EXCERPTED PASSAGE

★ ★ ★ ★ ★ ★ ★

When Morley and his team first arrived in 1924 to commence their excavations, Chichen Itza was an abandoned and sprawling complex of several large ruined buildings and many smaller ones, most of which lay concealed under mounds of earth and vegetation. Some areas of the site had previously been surveyed, photographed and documented independently in the late 19th and early 20th centuries by highly-regarded authorities such as Teoberto Maler, Alfred Maudslay and Eduard Seler, who although they had meticulously recorded their findings, had not done much in the way of extensive digging. An earlier attempt at excavation, carried out by the amateur (and somewhat eccentric) enthusiast Augustus Le Plongeon and his wife, Alice Dixon had been poor and yielded little of value (le Plongeon did however recover and name a type of statue he called a " chacmool", which would become one of the site's most famous motifs). Despite the interesting results of these prior investigations, the bulk of the site looked much as it did when it was first visited in 1842 by the explorers John Lloyd Stephens and Frederick Catherwood, whose detailed travel reports had first re-ignited interest in the general area.

The site itself is located about 120 km (75 miles) east of Mérida, on the inland plains of north-central Yucatán. It had been known to Europeans since the first recorded visits by the 16th century conquistadores. During the conquest of Yucatán, the Spanish attempted to gain a foothold over the fiercely-resisting locals by setting up an encampment in the site in the early 1530s, as a base for their attacks on the inland region. They were however dissuaded from this enterprise after several months of protracted fighting, and abandoned it (having caused some further, but not extensive, damage). When they returned to the area in 1542 they finally succeeded in establishing a capital at Mérida, which they built upon another (still-inhabited) Maya city called T'ho (or Tiho).

★ ★ ★ ★ ★ ★ ★

GIVEN TASK 1
According to the Chichen Itza passage, which explorers visited the site in 1842?
The Chichen Itza passage and the listing come from unrelated sources.

(Box coordinate listing)
★ ★ ★ ★ ★ ★ ★

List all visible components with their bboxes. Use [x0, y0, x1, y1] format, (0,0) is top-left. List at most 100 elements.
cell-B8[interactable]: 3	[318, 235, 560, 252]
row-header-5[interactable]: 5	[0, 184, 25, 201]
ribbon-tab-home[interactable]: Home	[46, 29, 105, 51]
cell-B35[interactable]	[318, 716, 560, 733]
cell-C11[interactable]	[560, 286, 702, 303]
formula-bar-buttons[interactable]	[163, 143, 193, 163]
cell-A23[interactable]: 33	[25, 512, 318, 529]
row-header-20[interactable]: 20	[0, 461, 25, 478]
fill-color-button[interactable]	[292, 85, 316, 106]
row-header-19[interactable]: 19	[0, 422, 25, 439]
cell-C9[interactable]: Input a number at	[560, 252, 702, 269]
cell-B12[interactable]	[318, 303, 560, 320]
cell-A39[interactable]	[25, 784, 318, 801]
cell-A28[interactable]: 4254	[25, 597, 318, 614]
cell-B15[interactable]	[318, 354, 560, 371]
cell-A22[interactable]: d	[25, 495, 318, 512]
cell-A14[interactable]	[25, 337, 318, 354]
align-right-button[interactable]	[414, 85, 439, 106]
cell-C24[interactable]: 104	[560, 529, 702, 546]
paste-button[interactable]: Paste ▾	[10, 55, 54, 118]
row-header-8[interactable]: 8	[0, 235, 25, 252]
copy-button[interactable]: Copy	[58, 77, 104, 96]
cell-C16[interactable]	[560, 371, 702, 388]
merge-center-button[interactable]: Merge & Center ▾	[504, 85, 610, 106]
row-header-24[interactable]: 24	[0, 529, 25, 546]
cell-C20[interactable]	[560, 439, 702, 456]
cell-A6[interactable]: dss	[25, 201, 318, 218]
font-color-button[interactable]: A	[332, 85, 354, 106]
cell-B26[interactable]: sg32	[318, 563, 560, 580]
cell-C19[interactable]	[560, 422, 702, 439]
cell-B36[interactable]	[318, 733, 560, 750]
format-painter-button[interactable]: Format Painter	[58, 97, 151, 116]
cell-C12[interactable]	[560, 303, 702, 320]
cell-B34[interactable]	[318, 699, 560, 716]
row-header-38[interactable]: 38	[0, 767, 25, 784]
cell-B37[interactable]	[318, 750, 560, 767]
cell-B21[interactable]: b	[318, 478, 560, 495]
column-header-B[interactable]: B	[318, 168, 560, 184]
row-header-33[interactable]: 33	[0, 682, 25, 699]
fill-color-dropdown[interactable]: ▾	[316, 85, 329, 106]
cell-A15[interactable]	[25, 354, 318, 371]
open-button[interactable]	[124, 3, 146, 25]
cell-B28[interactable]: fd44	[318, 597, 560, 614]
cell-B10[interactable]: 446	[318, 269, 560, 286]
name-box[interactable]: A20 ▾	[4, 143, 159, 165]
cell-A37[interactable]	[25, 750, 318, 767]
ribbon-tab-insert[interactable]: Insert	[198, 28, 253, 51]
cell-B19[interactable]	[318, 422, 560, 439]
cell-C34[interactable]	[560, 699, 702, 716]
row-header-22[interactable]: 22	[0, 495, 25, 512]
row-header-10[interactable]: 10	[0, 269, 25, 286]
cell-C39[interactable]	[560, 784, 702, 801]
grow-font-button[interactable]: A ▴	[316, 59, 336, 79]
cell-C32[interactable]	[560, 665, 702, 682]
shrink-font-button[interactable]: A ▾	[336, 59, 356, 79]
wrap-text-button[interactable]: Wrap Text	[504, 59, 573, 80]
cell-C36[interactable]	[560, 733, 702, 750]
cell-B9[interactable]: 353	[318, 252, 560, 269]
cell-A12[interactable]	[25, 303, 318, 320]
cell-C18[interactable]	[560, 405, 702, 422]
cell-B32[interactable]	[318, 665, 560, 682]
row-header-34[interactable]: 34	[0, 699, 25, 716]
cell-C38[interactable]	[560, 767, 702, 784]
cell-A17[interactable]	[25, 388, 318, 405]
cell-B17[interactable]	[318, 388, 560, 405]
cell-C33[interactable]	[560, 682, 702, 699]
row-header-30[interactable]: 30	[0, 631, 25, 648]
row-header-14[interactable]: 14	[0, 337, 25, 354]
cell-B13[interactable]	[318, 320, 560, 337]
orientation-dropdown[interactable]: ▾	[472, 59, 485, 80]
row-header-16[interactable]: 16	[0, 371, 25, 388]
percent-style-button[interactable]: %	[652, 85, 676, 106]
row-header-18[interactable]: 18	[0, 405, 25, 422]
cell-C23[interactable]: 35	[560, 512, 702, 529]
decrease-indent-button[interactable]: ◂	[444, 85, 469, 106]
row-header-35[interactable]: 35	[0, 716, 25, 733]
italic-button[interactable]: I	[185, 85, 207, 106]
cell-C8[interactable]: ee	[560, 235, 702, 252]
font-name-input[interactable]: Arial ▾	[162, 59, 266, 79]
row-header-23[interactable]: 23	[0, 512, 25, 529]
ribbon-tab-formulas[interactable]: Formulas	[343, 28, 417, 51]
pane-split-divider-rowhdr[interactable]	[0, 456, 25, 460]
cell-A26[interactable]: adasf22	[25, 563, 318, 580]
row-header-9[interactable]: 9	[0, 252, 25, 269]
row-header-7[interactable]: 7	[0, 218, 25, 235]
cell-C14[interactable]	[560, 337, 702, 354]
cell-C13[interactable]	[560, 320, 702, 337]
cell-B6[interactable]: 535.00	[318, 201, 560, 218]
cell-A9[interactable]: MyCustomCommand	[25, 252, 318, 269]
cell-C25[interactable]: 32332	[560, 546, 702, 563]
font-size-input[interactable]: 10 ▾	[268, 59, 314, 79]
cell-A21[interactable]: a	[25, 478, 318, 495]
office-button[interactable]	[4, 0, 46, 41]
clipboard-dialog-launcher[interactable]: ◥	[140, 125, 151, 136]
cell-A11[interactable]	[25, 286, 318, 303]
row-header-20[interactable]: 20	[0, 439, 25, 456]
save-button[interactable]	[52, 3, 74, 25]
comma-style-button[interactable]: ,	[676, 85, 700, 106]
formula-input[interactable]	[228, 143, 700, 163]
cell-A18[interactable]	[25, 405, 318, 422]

★ ★ ★ ★ ★ ★ ★

GIVEN TASK 2
In the listing, switch "interactable" to "clickable" in the lines from the start of the listing up to and including the line with "85, 316, 106]", and return only those lines, otherwise unchanged.

FINAL RESULT 1
John Lloyd Stephens and Frederick Catherwood.

FINAL RESULT 2
List all visible components with their bboxes. Use [x0, y0, x1, y1] format, (0,0) is top-left. List at most 100 elements.
cell-B8[clickable]: 3	[318, 235, 560, 252]
row-header-5[clickable]: 5	[0, 184, 25, 201]
ribbon-tab-home[clickable]: Home	[46, 29, 105, 51]
cell-B35[clickable]	[318, 716, 560, 733]
cell-C11[clickable]	[560, 286, 702, 303]
formula-bar-buttons[clickable]	[163, 143, 193, 163]
cell-A23[clickable]: 33	[25, 512, 318, 529]
row-header-20[clickable]: 20	[0, 461, 25, 478]
fill-color-button[clickable]	[292, 85, 316, 106]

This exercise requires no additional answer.